EXTRACTED ENTRIES:
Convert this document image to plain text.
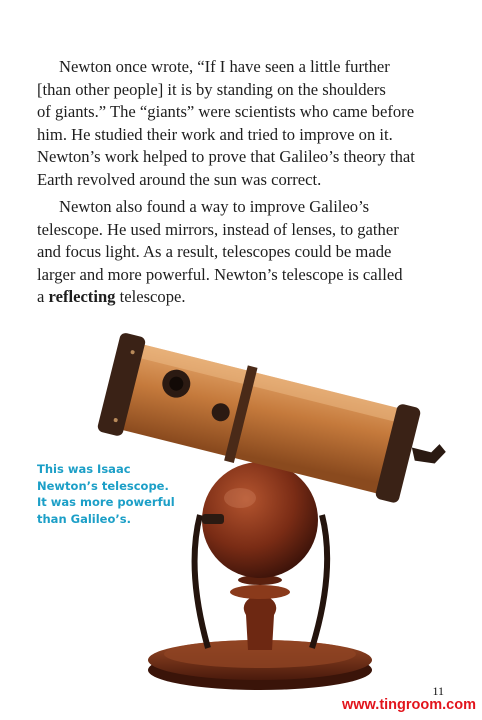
Newton once wrote, “If I have seen a little further
[than other people] it is by standing on the shoulders
of giants.” The “giants” were scientists who came before
him. He studied their work and tried to improve on it.
Newton’s work helped to prove that Galileo’s theory that
Earth revolved around the sun was correct.

Newton also found a way to improve Galileo’s
telescope. He used mirrors, instead of lenses, to gather
and focus light. As a result, telescopes could be made
larger and more powerful. Newton’s telescope is called
a reflecting telescope.

This was Isaac
Newton’s telescope.
It was more powerful
than Galileo’s.

11
www.tingroom.com
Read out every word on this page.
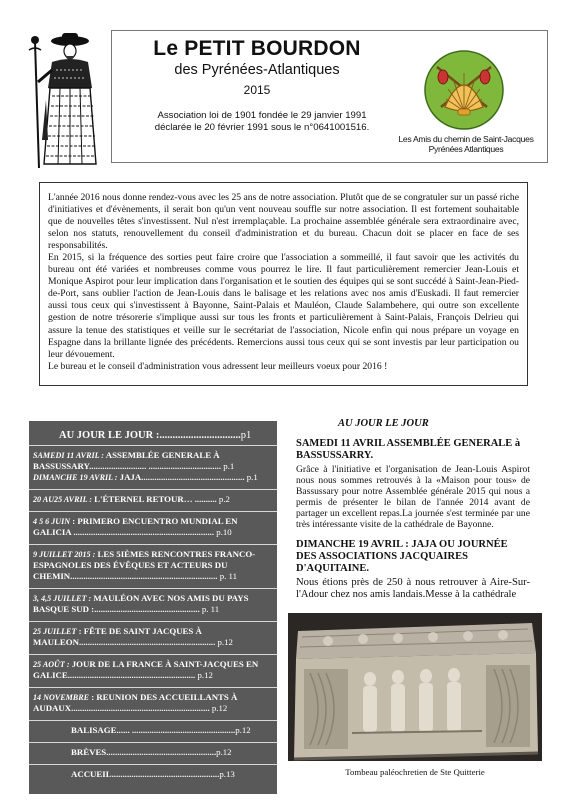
Le PETIT BOURDON
des Pyrénées-Atlantiques
2015
Association loi de 1901 fondée le 29 janvier 1991
déclarée le 20 février 1991 sous le n°0641001516.
Les Amis du chemin de Saint-Jacques
Pyrénées Atlantiques

L'année 2016 nous donne rendez-vous avec les 25 ans de notre association. Plutôt que de se congratuler sur un passé riche d'initiatives et d'évènements, il serait bon qu'un vent nouveau souffle sur notre association. Il est fortement souhaitable que de nouvelles têtes s'investissent. Nul n'est irremplaçable. La prochaine assemblée générale sera extraordinaire avec, selon nos statuts, renouvellement du conseil d'administration et du bureau. Chacun doit se placer en face de ses responsabilités.

En 2015, si la fréquence des sorties peut faire croire que l'association a sommeillé, il faut savoir que les activités du bureau ont été variées et nombreuses comme vous pourrez le lire. Il faut particulièrement remercier Jean-Louis et Monique Aspirot pour leur implication dans l'organisation et le soutien des équipes qui se sont succédé à Saint-Jean-Pied-de-Port, sans oublier l'action de Jean-Louis dans le balisage et les relations avec nos amis d'Euskadi. Il faut remercier aussi tous ceux qui s'investissent à Bayonne, Saint-Palais et Mauléon, Claude Salambehere, qui outre son excellente gestion de notre trésorerie s'implique aussi sur tous les fronts et particulièrement à Saint-Palais, François Delrieu qui assure la tenue des statistiques et veille sur le secrétariat de l'association, Nicole enfin qui nous prépare un voyage en Espagne dans la brillante lignée des précédents. Remercions aussi tous ceux qui se sont investis par leur participation ou leur dévouement.

Le bureau et le conseil d'administration vous adressent leur meilleurs voeux pour 2016 !

AU JOUR LE JOUR :...............................p1
SAMEDI 11 AVRIL : ASSEMBLÉE GENERALE À BASSUSSARY.......................... ................................. p.1
DIMANCHE 19 AVRIL : JAJA............................................... p.1
20 AU25 AVRIL : L'ÉTERNEL RETOUR… .......... p.2
4 5 6 JUIN : PRIMERO ENCUENTRO MUNDIAL EN GALICIA ................................................................ p.10
9 JUILLET 2015 : LES 5IÈMES RENCONTRES FRANCO-ESPAGNOLES DES ÉVÊQUES ET ACTEURS DU CHEMIN................................................................... p. 11
3, 4,5 JUILLET : MAULÉON AVEC NOS AMIS DU PAYS BASQUE SUD :................................................ p. 11
25 JUILLET : FÊTE DE SAINT JACQUES À MAULEON.............................................................. p.12
25 AOÛT : JOUR DE LA FRANCE À SAINT-JACQUES EN GALICE.......................................................... p.12
14 NOVEMBRE : REUNION DES ACCUEILLANTS À AUDAUX............................................................... p.12
BALISAGE...... ...............................................p.12
BRÈVES..................................................p.12
ACCUEIL.................................................p.13
AU JOUR LE JOUR
SAMEDI 11 AVRIL ASSEMBLÉE GENERALE à BASSUSSARRY.
Grâce à l'initiative et l'organisation de Jean-Louis Aspirot nous nous sommes retrouvés à la «Maison pour tous» de Bassussary pour notre Assemblée générale 2015 qui nous a permis de présenter le bilan de l'année 2014 avant de partager un excellent repas.La journée s'est terminée par une très intéressante visite de la cathédrale de Bayonne.
DIMANCHE 19 AVRIL : JAJA OU JOURNÉE DES ASSOCIATIONS JACQUAIRES D'AQUITAINE.
Nous étions près de 250 à nous retrouver à Aire-Sur-l'Adour chez nos amis landais.Messe à la cathédrale
Tombeau paléochretien de Ste Quitterie
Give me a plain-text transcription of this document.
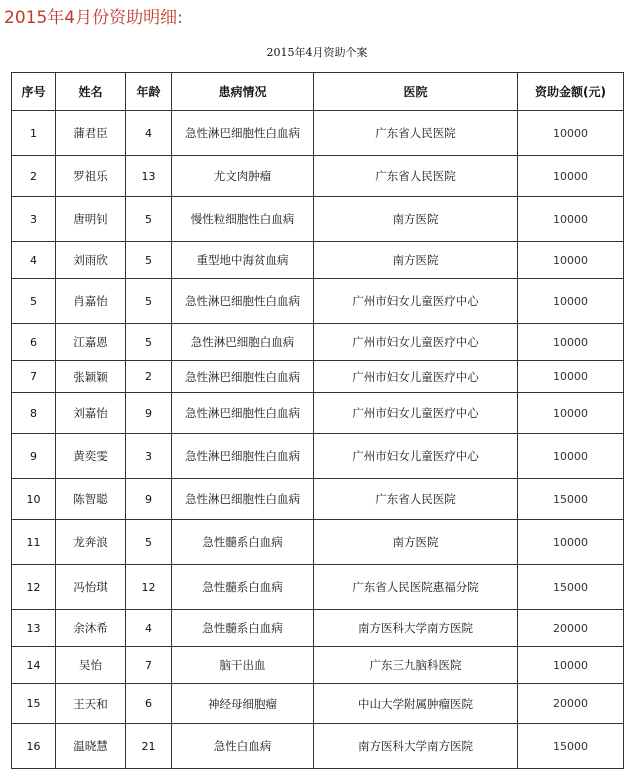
2015年4月份资助明细:
2015年4月资助个案
序号	姓名	年龄	患病情况	医院	资助金额(元)
1	蒲君臣	4	急性淋巴细胞性白血病	广东省人民医院	10000
2	罗祖乐	13	尤文肉肿瘤	广东省人民医院	10000
3	唐明钊	5	慢性粒细胞性白血病	南方医院	10000
4	刘雨欣	5	重型地中海贫血病	南方医院	10000
5	肖嘉怡	5	急性淋巴细胞性白血病	广州市妇女儿童医疗中心	10000
6	江嘉恩	5	急性淋巴细胞白血病	广州市妇女儿童医疗中心	10000
7	张颖颖	2	急性淋巴细胞性白血病	广州市妇女儿童医疗中心	10000
8	刘嘉怡	9	急性淋巴细胞性白血病	广州市妇女儿童医疗中心	10000
9	黄奕雯	3	急性淋巴细胞性白血病	广州市妇女儿童医疗中心	10000
10	陈智聪	9	急性淋巴细胞性白血病	广东省人民医院	15000
11	龙奔浪	5	急性髓系白血病	南方医院	10000
12	冯怡琪	12	急性髓系白血病	广东省人民医院惠福分院	15000
13	余沐希	4	急性髓系白血病	南方医科大学南方医院	20000
14	吴怡	7	脑干出血	广东三九脑科医院	10000
15	王天和	6	神经母细胞瘤	中山大学附属肿瘤医院	20000
16	温晓慧	21	急性白血病	南方医科大学南方医院	15000
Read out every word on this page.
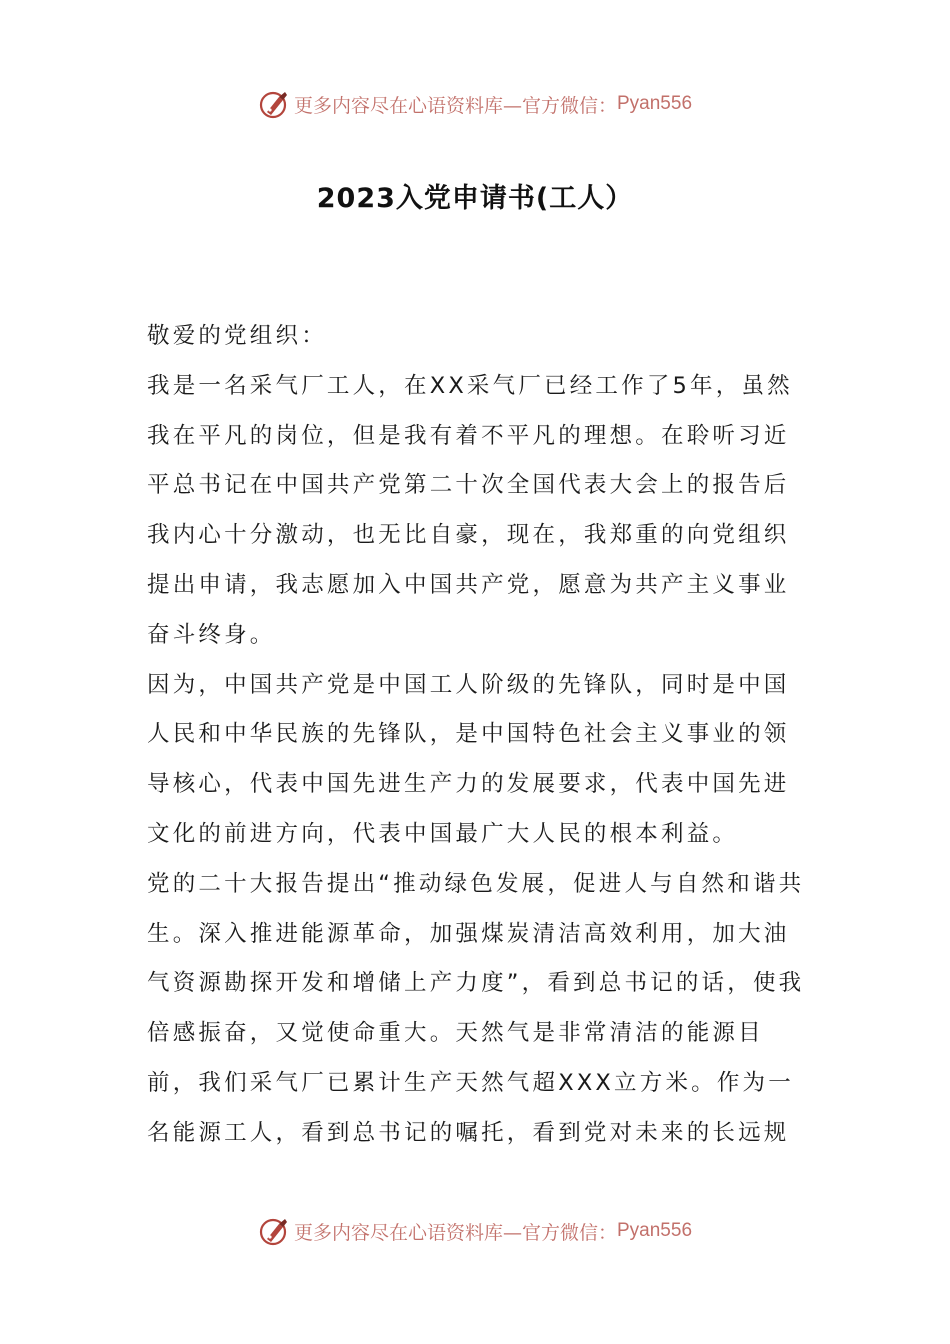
更多内容尽在心语资料库—官方微信： Pyan556
2023入党申请书(工人）

敬爱的党组织：

我是一名采气厂工人，在XX采气厂已经工作了5年，虽然我在平凡的岗位，但是我有着不平凡的理想。在聆听习近平总书记在中国共产党第二十次全国代表大会上的报告后我内心十分激动，也无比自豪，现在，我郑重的向党组织提出申请，我志愿加入中国共产党，愿意为共产主义事业奋斗终身。

因为，中国共产党是中国工人阶级的先锋队，同时是中国人民和中华民族的先锋队，是中国特色社会主义事业的领导核心，代表中国先进生产力的发展要求，代表中国先进文化的前进方向，代表中国最广大人民的根本利益。

党的二十大报告提出“推动绿色发展，促进人与自然和谐共生。深入推进能源革命，加强煤炭清洁高效利用，加大油气资源勘探开发和增储上产力度”，看到总书记的话，使我倍感振奋，又觉使命重大。天然气是非常清洁的能源目前，我们采气厂已累计生产天然气超XXX立方米。作为一名能源工人，看到总书记的嘱托，看到党对未来的长远规

更多内容尽在心语资料库—官方微信： Pyan556
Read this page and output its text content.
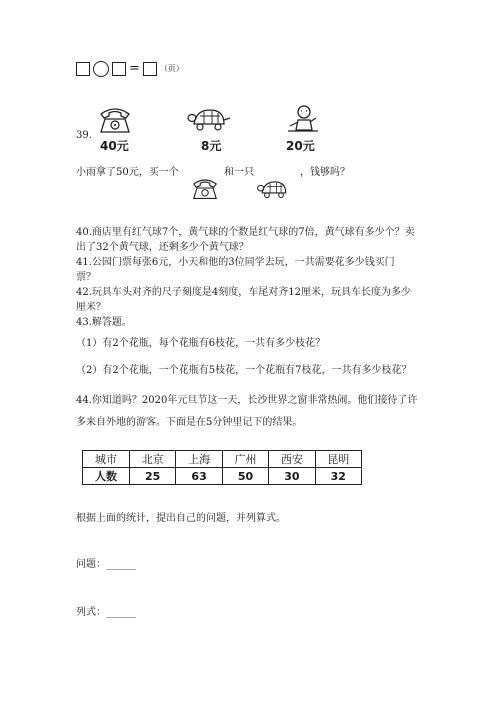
=	（页）
39.
40元	8元	20元
小雨拿了50元，买一个	和一只	，钱够吗？
40.商店里有红气球7个，黄气球的个数是红气球的7倍，黄气球有多少个？卖
出了32个黄气球，还剩多少个黄气球？
41.公园门票每张6元，小天和他的3位同学去玩，一共需要花多少钱买门
票？
42.玩具车头对齐的尺子刻度是4刻度，车尾对齐12厘米，玩具车长度为多少
厘米？
43.解答题。
（1）有2个花瓶，每个花瓶有6枝花，一共有多少枝花？
（2）有2个花瓶，一个花瓶有5枝花，一个花瓶有7枝花，一共有多少枝花？
44.你知道吗？2020年元旦节这一天，长沙世界之窗非常热闹。他们接待了许
多来自外地的游客。下面是在5分钟里记下的结果。
城市	北京	上海	广州	西安	昆明
人数	25	63	50	30	32
根据上面的统计，提出自己的问题，并列算式。
问题：______
列式：______
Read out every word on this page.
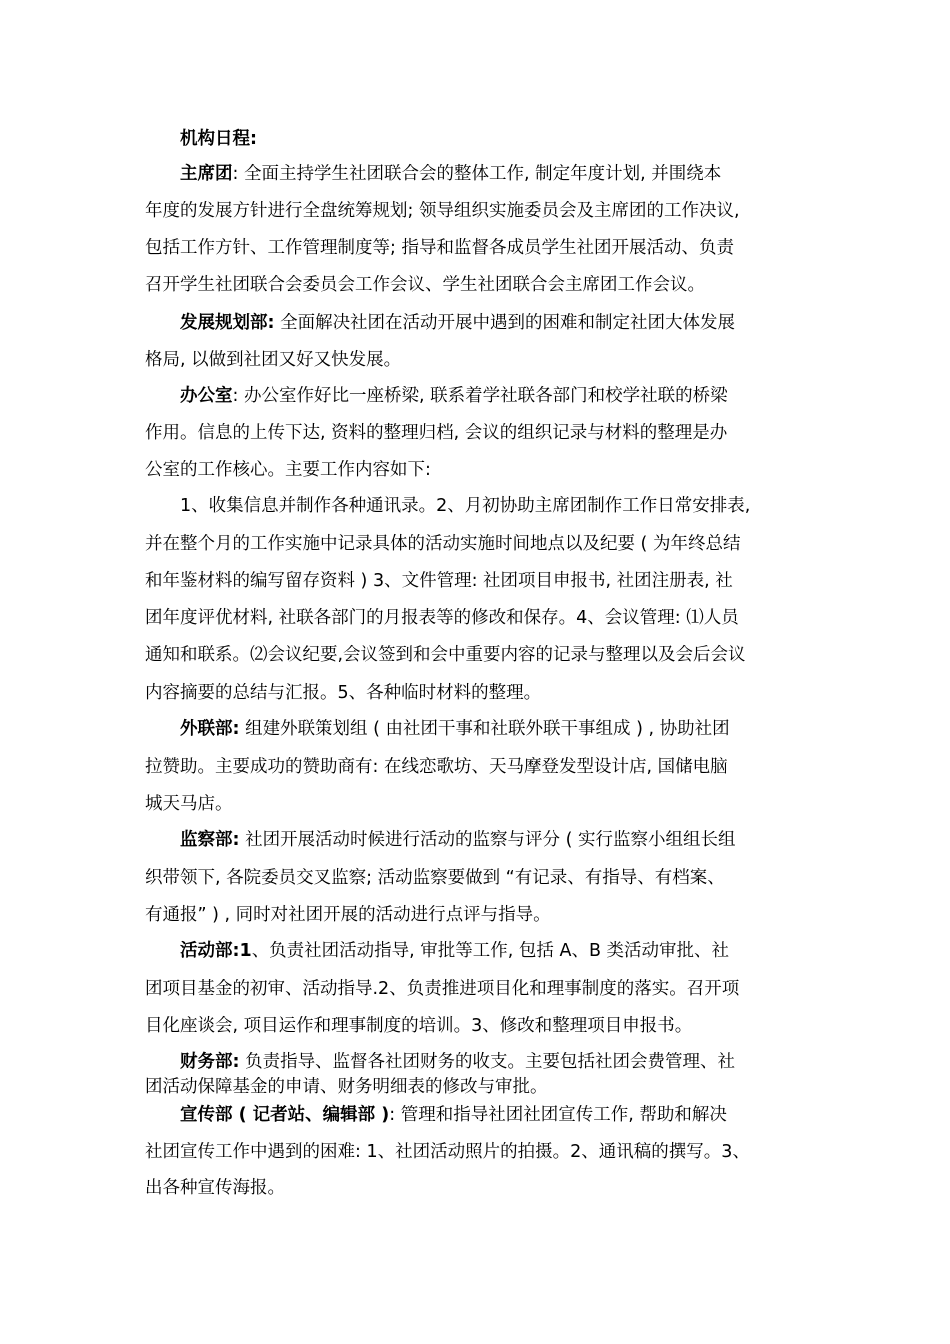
机构日程:
主席团: 全面主持学生社团联合会的整体工作, 制定年度计划, 并围绕本
年度的发展方针进行全盘统筹规划; 领导组织实施委员会及主席团的工作决议,
包括工作方针、工作管理制度等; 指导和监督各成员学生社团开展活动、负责
召开学生社团联合会委员会工作会议、学生社团联合会主席团工作会议。
发展规划部: 全面解决社团在活动开展中遇到的困难和制定社团大体发展
格局, 以做到社团又好又快发展。
办公室: 办公室作好比一座桥梁, 联系着学社联各部门和校学社联的桥梁
作用。信息的上传下达, 资料的整理归档, 会议的组织记录与材料的整理是办
公室的工作核心。主要工作内容如下:
1、收集信息并制作各种通讯录。2、月初协助主席团制作工作日常安排表,
并在整个月的工作实施中记录具体的活动实施时间地点以及纪要 ( 为年终总结
和年鉴材料的编写留存资料 ) 3、文件管理: 社团项目申报书, 社团注册表, 社
团年度评优材料, 社联各部门的月报表等的修改和保存。4、会议管理: ⑴人员
通知和联系。⑵会议纪要,会议签到和会中重要内容的记录与整理以及会后会议
内容摘要的总结与汇报。5、各种临时材料的整理。
外联部: 组建外联策划组 ( 由社团干事和社联外联干事组成 ) , 协助社团
拉赞助。主要成功的赞助商有: 在线恋歌坊、天马摩登发型设计店, 国储电脑
城天马店。
监察部: 社团开展活动时候进行活动的监察与评分 ( 实行监察小组组长组
织带领下, 各院委员交叉监察; 活动监察要做到 “有记录、有指导、有档案、
有通报” ) , 同时对社团开展的活动进行点评与指导。
活动部:1、负责社团活动指导, 审批等工作, 包括 A、B 类活动审批、社
团项目基金的初审、活动指导.2、负责推进项目化和理事制度的落实。召开项
目化座谈会, 项目运作和理事制度的培训。3、修改和整理项目申报书。
财务部: 负责指导、监督各社团财务的收支。主要包括社团会费管理、社
团活动保障基金的申请、财务明细表的修改与审批。
宣传部 ( 记者站、编辑部 ): 管理和指导社团社团宣传工作, 帮助和解决
社团宣传工作中遇到的困难: 1、社团活动照片的拍摄。2、通讯稿的撰写。3、
出各种宣传海报。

PROBLEM DESCRIPTION: Reply with nothing except the number of lines in the listing above that include "AVRIL".

TASK RESPONSE: 5